[Dataset excerpt]
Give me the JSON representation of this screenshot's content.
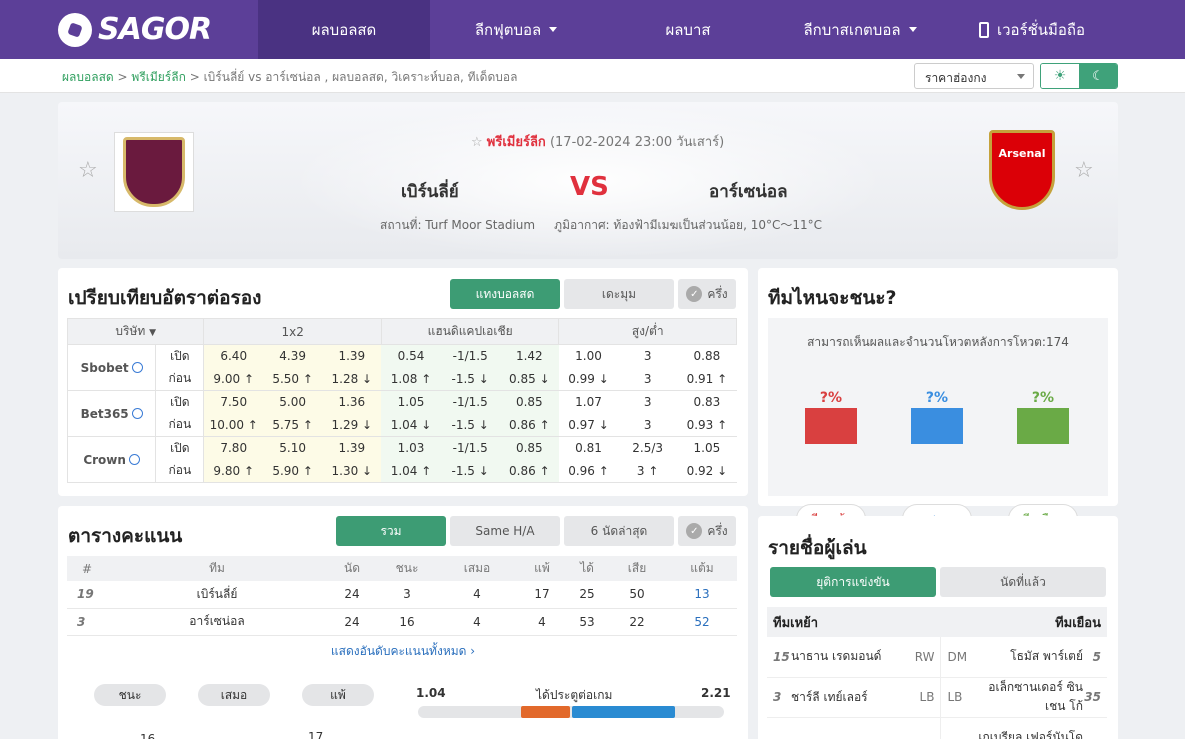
{
  "nav": {
    "logo": "SAGOR",
    "items": [
      "ผลบอลสด",
      "ลีกฟุตบอล",
      "ผลบาส",
      "ลีกบาสเกตบอล",
      "เวอร์ชั่นมือถือ"
    ]
  },
  "breadcrumb": {
    "home": "ผลบอลสด",
    "sep1": ">",
    "league": "พรีเมียร์ลีก",
    "rest": "> เบิร์นลี่ย์ vs  อาร์เซน่อล ,  ผลบอลสด,  วิเคราะห์บอล,  ทีเด็ดบอล"
  },
  "odds_select": "ราคาฮ่องกง",
  "match": {
    "league": "พรีเมียร์ลีก",
    "datetime": "(17-02-2024 23:00 วันเสาร์)",
    "home": "เบิร์นลี่ย์",
    "away": "อาร์เซน่อล",
    "vs": "VS",
    "away_crest_text": "Arsenal",
    "venue": "สถานที่: Turf Moor Stadium",
    "weather": "ภูมิอากาศ: ท้องฟ้ามีเมฆเป็นส่วนน้อย, 10°C～11°C"
  },
  "odds": {
    "title": "เปรียบเทียบอัตราต่อรอง",
    "tab_active": "แทงบอลสด",
    "tab_other": "เดะมุม",
    "half": "ครึ่ง",
    "headers": [
      "บริษัท",
      "1x2",
      "แฮนดิแคปเอเชีย",
      "สูง/ต่ำ"
    ],
    "open": "เปิด",
    "before": "ก่อน",
    "books": [
      {
        "name": "Sbobet",
        "open": [
          "6.40",
          "4.39",
          "1.39",
          "0.54",
          "-1/1.5",
          "1.42",
          "1.00",
          "3",
          "0.88"
        ],
        "before": [
          "9.00",
          "5.50",
          "1.28",
          "1.08",
          "-1.5",
          "0.85",
          "0.99",
          "3",
          "0.91"
        ],
        "dir": [
          "up",
          "up",
          "dn",
          "up",
          "dn",
          "dn",
          "dn",
          "",
          "up"
        ]
      },
      {
        "name": "Bet365",
        "open": [
          "7.50",
          "5.00",
          "1.36",
          "1.05",
          "-1/1.5",
          "0.85",
          "1.07",
          "3",
          "0.83"
        ],
        "before": [
          "10.00",
          "5.75",
          "1.29",
          "1.04",
          "-1.5",
          "0.86",
          "0.97",
          "3",
          "0.93"
        ],
        "dir": [
          "up",
          "up",
          "dn",
          "dn",
          "dn",
          "up",
          "dn",
          "",
          "up"
        ]
      },
      {
        "name": "Crown",
        "open": [
          "7.80",
          "5.10",
          "1.39",
          "1.03",
          "-1/1.5",
          "0.85",
          "0.81",
          "2.5/3",
          "1.05"
        ],
        "before": [
          "9.80",
          "5.90",
          "1.30",
          "1.04",
          "-1.5",
          "0.86",
          "0.96",
          "3",
          "0.92"
        ],
        "dir": [
          "up",
          "up",
          "dn",
          "up",
          "dn",
          "up",
          "up",
          "up",
          "dn"
        ]
      }
    ]
  },
  "standings": {
    "title": "ตารางคะแนน",
    "tabs": [
      "รวม",
      "Same H/A",
      "6 นัดล่าสุด"
    ],
    "half": "ครึ่ง",
    "headers": [
      "#",
      "ทีม",
      "นัด",
      "ชนะ",
      "เสมอ",
      "แพ้",
      "ได้",
      "เสีย",
      "แต้ม"
    ],
    "rows": [
      [
        "19",
        "เบิร์นลี่ย์",
        "24",
        "3",
        "4",
        "17",
        "25",
        "50",
        "13"
      ],
      [
        "3",
        "อาร์เซน่อล",
        "24",
        "16",
        "4",
        "4",
        "53",
        "22",
        "52"
      ]
    ],
    "show_all": "แสดงอันดับคะแนนทั้งหมด",
    "pills": [
      "ชนะ",
      "เสมอ",
      "แพ้"
    ],
    "goals_label": "ได้ประตูต่อเกม",
    "goals_home": "1.04",
    "goals_away": "2.21",
    "bottom_home": "16",
    "bottom_away": "17"
  },
  "prediction": {
    "title": "ทีมไหนจะชนะ?",
    "subtitle": "สามารถเห็นผลและจำนวนโหวตหลังการโหวต:174",
    "items": [
      {
        "pct": "?%",
        "label": "ทีมเหย้า",
        "color": "#d94040"
      },
      {
        "pct": "?%",
        "label": "เสมอ",
        "color": "#3a8ee0"
      },
      {
        "pct": "?%",
        "label": "ทีมเยือน",
        "color": "#6aaa46"
      }
    ]
  },
  "players": {
    "title": "รายชื่อผู้เล่น",
    "tabs": [
      "ยุติการแข่งขัน",
      "นัดที่แล้ว"
    ],
    "home_label": "ทีมเหย้า",
    "away_label": "ทีมเยือน",
    "rows": [
      {
        "hn": "15",
        "hname": "นาธาน เรดมอนด์",
        "hpos": "RW",
        "apos": "DM",
        "aname": "โธมัส พาร์เตย์",
        "an": "5"
      },
      {
        "hn": "3",
        "hname": "ชาร์ลี เทย์เลอร์",
        "hpos": "LB",
        "apos": "LB",
        "aname": "อเล็กซานเดอร์ ซินเชน โก้",
        "an": "35"
      },
      {
        "hn": "",
        "hname": "",
        "hpos": "",
        "apos": "",
        "aname": "เกเบรียล เฟอร์นันโด",
        "an": ""
      }
    ]
  }
}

To do: Extract the full listing above verbatim; pictures are to be left out of the copy.

Task response:
Give me the JSON representation of this screenshot's content.
{
  "nav": {
    "logo": "SAGOR",
    "items": [
      "ผลบอลสด",
      "ลีกฟุตบอล",
      "ผลบาส",
      "ลีกบาสเกตบอล",
      "เวอร์ชั่นมือถือ"
    ]
  },
  "breadcrumb": {
    "home": "ผลบอลสด",
    "sep1": ">",
    "league": "พรีเมียร์ลีก",
    "rest": "> เบิร์นลี่ย์ vs  อาร์เซน่อล ,  ผลบอลสด,  วิเคราะห์บอล,  ทีเด็ดบอล"
  },
  "odds_select": "ราคาฮ่องกง",
  "match": {
    "league": "พรีเมียร์ลีก",
    "datetime": "(17-02-2024 23:00 วันเสาร์)",
    "home": "เบิร์นลี่ย์",
    "away": "อาร์เซน่อล",
    "vs": "VS",
    "away_crest_text": "Arsenal",
    "venue": "สถานที่: Turf Moor Stadium",
    "weather": "ภูมิอากาศ: ท้องฟ้ามีเมฆเป็นส่วนน้อย, 10°C～11°C"
  },
  "odds": {
    "title": "เปรียบเทียบอัตราต่อรอง",
    "tab_active": "แทงบอลสด",
    "tab_other": "เดะมุม",
    "half": "ครึ่ง",
    "headers": [
      "บริษัท",
      "1x2",
      "แฮนดิแคปเอเชีย",
      "สูง/ต่ำ"
    ],
    "open": "เปิด",
    "before": "ก่อน",
    "books": [
      {
        "name": "Sbobet",
        "open": [
          "6.40",
          "4.39",
          "1.39",
          "0.54",
          "-1/1.5",
          "1.42",
          "1.00",
          "3",
          "0.88"
        ],
        "before": [
          "9.00",
          "5.50",
          "1.28",
          "1.08",
          "-1.5",
          "0.85",
          "0.99",
          "3",
          "0.91"
        ],
        "dir": [
          "up",
          "up",
          "dn",
          "up",
          "dn",
          "dn",
          "dn",
          "",
          "up"
        ]
      },
      {
        "name": "Bet365",
        "open": [
          "7.50",
          "5.00",
          "1.36",
          "1.05",
          "-1/1.5",
          "0.85",
          "1.07",
          "3",
          "0.83"
        ],
        "before": [
          "10.00",
          "5.75",
          "1.29",
          "1.04",
          "-1.5",
          "0.86",
          "0.97",
          "3",
          "0.93"
        ],
        "dir": [
          "up",
          "up",
          "dn",
          "dn",
          "dn",
          "up",
          "dn",
          "",
          "up"
        ]
      },
      {
        "name": "Crown",
        "open": [
          "7.80",
          "5.10",
          "1.39",
          "1.03",
          "-1/1.5",
          "0.85",
          "0.81",
          "2.5/3",
          "1.05"
        ],
        "before": [
          "9.80",
          "5.90",
          "1.30",
          "1.04",
          "-1.5",
          "0.86",
          "0.96",
          "3",
          "0.92"
        ],
        "dir": [
          "up",
          "up",
          "dn",
          "up",
          "dn",
          "up",
          "up",
          "up",
          "dn"
        ]
      }
    ]
  },
  "standings": {
    "title": "ตารางคะแนน",
    "tabs": [
      "รวม",
      "Same H/A",
      "6 นัดล่าสุด"
    ],
    "half": "ครึ่ง",
    "headers": [
      "#",
      "ทีม",
      "นัด",
      "ชนะ",
      "เสมอ",
      "แพ้",
      "ได้",
      "เสีย",
      "แต้ม"
    ],
    "rows": [
      [
        "19",
        "เบิร์นลี่ย์",
        "24",
        "3",
        "4",
        "17",
        "25",
        "50",
        "13"
      ],
      [
        "3",
        "อาร์เซน่อล",
        "24",
        "16",
        "4",
        "4",
        "53",
        "22",
        "52"
      ]
    ],
    "show_all": "แสดงอันดับคะแนนทั้งหมด",
    "pills": [
      "ชนะ",
      "เสมอ",
      "แพ้"
    ],
    "goals_label": "ได้ประตูต่อเกม",
    "goals_home": "1.04",
    "goals_away": "2.21",
    "bottom_home": "16",
    "bottom_away": "17"
  },
  "prediction": {
    "title": "ทีมไหนจะชนะ?",
    "subtitle": "สามารถเห็นผลและจำนวนโหวตหลังการโหวต:174",
    "items": [
      {
        "pct": "?%",
        "label": "ทีมเหย้า",
        "color": "#d94040"
      },
      {
        "pct": "?%",
        "label": "เสมอ",
        "color": "#3a8ee0"
      },
      {
        "pct": "?%",
        "label": "ทีมเยือน",
        "color": "#6aaa46"
      }
    ]
  },
  "players": {
    "title": "รายชื่อผู้เล่น",
    "tabs": [
      "ยุติการแข่งขัน",
      "นัดที่แล้ว"
    ],
    "home_label": "ทีมเหย้า",
    "away_label": "ทีมเยือน",
    "rows": [
      {
        "hn": "15",
        "hname": "นาธาน เรดมอนด์",
        "hpos": "RW",
        "apos": "DM",
        "aname": "โธมัส พาร์เตย์",
        "an": "5"
      },
      {
        "hn": "3",
        "hname": "ชาร์ลี เทย์เลอร์",
        "hpos": "LB",
        "apos": "LB",
        "aname": "อเล็กซานเดอร์ ซินเชน โก้",
        "an": "35"
      },
      {
        "hn": "",
        "hname": "",
        "hpos": "",
        "apos": "",
        "aname": "เกเบรียล เฟอร์นันโด",
        "an": ""
      }
    ]
  }
}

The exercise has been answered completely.